RAW DATA.
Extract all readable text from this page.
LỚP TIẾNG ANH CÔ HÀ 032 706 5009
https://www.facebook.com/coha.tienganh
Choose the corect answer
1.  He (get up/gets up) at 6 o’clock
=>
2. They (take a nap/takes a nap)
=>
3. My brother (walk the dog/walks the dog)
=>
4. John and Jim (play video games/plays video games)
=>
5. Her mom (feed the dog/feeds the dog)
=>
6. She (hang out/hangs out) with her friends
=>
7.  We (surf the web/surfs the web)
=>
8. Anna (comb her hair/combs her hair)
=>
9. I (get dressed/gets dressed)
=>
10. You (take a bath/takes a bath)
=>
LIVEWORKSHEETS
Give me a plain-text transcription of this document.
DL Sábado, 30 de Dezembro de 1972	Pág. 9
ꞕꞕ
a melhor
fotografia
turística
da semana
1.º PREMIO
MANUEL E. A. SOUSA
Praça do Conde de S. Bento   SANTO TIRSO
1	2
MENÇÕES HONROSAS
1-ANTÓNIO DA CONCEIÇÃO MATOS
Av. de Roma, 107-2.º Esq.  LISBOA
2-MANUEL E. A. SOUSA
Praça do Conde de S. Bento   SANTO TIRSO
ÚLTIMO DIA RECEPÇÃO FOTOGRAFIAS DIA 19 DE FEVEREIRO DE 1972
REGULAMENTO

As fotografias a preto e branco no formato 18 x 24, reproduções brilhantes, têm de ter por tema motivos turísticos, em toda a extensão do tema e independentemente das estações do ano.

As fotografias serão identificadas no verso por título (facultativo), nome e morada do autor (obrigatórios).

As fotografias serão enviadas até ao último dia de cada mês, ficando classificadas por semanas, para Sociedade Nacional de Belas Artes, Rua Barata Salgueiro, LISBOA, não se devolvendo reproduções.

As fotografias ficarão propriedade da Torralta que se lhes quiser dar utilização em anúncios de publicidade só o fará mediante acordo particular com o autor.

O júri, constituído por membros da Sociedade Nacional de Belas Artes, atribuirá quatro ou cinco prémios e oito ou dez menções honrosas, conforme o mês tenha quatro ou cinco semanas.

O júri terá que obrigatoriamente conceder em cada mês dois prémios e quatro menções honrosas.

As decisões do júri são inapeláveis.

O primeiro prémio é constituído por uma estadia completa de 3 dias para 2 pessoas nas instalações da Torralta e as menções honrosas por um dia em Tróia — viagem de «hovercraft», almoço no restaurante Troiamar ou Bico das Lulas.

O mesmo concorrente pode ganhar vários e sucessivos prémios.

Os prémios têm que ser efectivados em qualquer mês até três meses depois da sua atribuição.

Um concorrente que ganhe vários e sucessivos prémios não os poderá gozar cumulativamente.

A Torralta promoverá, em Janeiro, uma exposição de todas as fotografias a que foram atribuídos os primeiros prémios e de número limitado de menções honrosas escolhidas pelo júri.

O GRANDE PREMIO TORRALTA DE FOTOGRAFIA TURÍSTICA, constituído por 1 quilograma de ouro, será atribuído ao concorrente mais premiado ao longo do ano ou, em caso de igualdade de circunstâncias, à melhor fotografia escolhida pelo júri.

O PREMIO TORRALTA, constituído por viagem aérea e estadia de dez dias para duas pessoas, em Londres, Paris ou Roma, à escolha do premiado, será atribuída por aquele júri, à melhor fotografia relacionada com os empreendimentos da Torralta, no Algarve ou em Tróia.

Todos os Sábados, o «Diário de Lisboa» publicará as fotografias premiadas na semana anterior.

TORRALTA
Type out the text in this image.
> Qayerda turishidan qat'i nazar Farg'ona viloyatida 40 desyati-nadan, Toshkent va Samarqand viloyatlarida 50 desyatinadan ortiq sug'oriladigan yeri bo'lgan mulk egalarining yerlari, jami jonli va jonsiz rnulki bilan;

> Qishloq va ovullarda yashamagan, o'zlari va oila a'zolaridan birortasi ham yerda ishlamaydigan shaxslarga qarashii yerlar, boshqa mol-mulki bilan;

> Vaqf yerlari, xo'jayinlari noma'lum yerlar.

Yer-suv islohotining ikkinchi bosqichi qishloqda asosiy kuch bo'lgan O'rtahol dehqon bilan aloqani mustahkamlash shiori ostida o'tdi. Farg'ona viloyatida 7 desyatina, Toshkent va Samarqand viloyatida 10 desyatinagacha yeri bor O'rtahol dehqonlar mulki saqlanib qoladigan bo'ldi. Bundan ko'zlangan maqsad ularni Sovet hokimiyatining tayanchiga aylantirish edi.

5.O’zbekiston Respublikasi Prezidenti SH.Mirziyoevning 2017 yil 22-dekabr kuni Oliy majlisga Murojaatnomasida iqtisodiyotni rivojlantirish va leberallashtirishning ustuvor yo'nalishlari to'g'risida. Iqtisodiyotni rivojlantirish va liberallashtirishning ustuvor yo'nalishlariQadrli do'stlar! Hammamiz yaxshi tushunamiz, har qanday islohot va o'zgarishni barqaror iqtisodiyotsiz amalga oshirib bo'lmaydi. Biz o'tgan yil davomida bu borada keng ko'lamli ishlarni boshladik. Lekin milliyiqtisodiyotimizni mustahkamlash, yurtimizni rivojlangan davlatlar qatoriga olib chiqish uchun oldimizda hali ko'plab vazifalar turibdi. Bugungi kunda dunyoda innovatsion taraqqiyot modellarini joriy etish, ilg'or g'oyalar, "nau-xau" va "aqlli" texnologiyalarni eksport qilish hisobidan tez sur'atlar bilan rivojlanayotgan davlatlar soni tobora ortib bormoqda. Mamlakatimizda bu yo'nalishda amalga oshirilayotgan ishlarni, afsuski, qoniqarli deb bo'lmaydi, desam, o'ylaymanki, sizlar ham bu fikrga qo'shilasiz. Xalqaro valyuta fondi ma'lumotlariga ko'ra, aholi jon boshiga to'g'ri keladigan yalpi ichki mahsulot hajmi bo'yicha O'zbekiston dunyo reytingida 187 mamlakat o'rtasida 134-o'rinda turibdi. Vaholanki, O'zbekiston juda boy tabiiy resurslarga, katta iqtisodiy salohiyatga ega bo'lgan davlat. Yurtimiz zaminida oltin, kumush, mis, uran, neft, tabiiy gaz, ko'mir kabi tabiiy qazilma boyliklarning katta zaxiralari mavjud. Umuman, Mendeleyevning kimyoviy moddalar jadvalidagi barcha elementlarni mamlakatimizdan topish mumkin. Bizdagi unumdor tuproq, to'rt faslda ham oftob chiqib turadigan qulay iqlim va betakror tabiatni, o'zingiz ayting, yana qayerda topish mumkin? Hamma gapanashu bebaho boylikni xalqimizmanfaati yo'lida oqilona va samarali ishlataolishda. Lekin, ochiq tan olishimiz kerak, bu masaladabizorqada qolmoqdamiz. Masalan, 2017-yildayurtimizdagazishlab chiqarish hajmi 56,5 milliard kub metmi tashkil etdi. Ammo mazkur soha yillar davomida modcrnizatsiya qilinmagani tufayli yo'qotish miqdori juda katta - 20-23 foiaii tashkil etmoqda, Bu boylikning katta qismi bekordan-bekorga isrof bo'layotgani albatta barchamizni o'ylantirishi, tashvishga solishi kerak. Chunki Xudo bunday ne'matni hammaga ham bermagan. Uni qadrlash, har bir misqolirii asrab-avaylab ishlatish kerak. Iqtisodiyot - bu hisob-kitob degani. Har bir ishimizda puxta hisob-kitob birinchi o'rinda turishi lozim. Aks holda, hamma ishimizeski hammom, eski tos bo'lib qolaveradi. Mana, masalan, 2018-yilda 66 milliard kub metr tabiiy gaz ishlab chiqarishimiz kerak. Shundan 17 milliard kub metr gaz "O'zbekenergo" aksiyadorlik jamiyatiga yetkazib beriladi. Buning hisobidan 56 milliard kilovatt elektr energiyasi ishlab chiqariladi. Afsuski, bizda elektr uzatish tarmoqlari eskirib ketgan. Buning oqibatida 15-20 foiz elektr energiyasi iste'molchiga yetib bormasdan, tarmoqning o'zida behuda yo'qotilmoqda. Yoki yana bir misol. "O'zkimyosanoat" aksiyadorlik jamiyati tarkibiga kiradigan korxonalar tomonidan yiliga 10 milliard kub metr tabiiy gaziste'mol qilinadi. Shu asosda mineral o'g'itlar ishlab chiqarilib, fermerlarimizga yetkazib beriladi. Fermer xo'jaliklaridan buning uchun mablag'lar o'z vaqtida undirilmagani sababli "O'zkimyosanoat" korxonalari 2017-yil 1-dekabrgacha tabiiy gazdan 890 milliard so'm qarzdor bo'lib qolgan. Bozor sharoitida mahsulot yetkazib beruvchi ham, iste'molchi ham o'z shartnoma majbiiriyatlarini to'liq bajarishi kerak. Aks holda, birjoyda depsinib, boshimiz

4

THE EXERCISE. Go through the data and gather every line that holds "sucessivos".

WORKED SOLUTION.
O mesmo concorrente pode ganhar vários e sucessivos prémios.
Um concorrente que ganhe vários e sucessivos prémios não os poderá gozar cumulativamente.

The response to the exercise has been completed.